▸ Given problem
Copy the material below line for line, keeping every character as it appears.

▸ Input for this task
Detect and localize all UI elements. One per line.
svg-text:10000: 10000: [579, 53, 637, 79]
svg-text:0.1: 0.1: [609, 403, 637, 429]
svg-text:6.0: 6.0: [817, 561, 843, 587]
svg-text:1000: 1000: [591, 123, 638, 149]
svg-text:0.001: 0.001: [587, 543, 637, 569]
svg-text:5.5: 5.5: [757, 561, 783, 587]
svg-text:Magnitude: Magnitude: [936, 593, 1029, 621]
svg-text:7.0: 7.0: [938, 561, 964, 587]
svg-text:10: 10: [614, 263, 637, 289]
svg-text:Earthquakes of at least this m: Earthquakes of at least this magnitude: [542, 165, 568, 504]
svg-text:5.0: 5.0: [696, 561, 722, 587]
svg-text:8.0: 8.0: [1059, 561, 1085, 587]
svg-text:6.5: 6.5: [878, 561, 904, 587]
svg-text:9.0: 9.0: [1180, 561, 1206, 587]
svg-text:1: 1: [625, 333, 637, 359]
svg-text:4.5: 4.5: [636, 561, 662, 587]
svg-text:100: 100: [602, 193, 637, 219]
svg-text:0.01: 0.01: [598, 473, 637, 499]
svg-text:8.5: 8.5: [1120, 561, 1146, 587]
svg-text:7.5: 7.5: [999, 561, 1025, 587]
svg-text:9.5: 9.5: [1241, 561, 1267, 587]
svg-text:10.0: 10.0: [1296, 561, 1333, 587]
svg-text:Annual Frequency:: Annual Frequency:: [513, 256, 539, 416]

▸ Result of this exercise
Detect and localize all UI elements. One per line.
svg-text:10000: 10000: [579, 53, 637, 79]
svg-text:0.1: 0.1: [609, 403, 637, 429]
svg-text:6.0: 6.0: [817, 561, 843, 587]
svg-text:1000: 1000: [591, 123, 638, 149]
svg-text:0.001: 0.001: [587, 543, 637, 569]
svg-text:5.5: 5.5: [757, 561, 783, 587]
svg-text:Magnitude: Magnitude: [936, 593, 1029, 621]
svg-text:7.0: 7.0: [938, 561, 964, 587]
svg-text:10: 10: [614, 263, 637, 289]
svg-text:Earthquakes of at least this m: Earthquakes of at least this magnitude: [542, 165, 568, 504]
svg-text:5.0: 5.0: [696, 561, 722, 587]
svg-text:8.0: 8.0: [1059, 561, 1085, 587]
svg-text:6.5: 6.5: [878, 561, 904, 587]
svg-text:9.0: 9.0: [1180, 561, 1206, 587]
svg-text:1: 1: [625, 333, 637, 359]
svg-text:4.5: 4.5: [636, 561, 662, 587]
svg-text:100: 100: [602, 193, 637, 219]
svg-text:0.01: 0.01: [598, 473, 637, 499]
svg-text:8.5: 8.5: [1120, 561, 1146, 587]
svg-text:7.5: 7.5: [999, 561, 1025, 587]
svg-text:9.5: 9.5: [1241, 561, 1267, 587]
svg-text:10.0: 10.0: [1296, 561, 1333, 587]
svg-text:Annual Frequency:: Annual Frequency:: [513, 256, 539, 416]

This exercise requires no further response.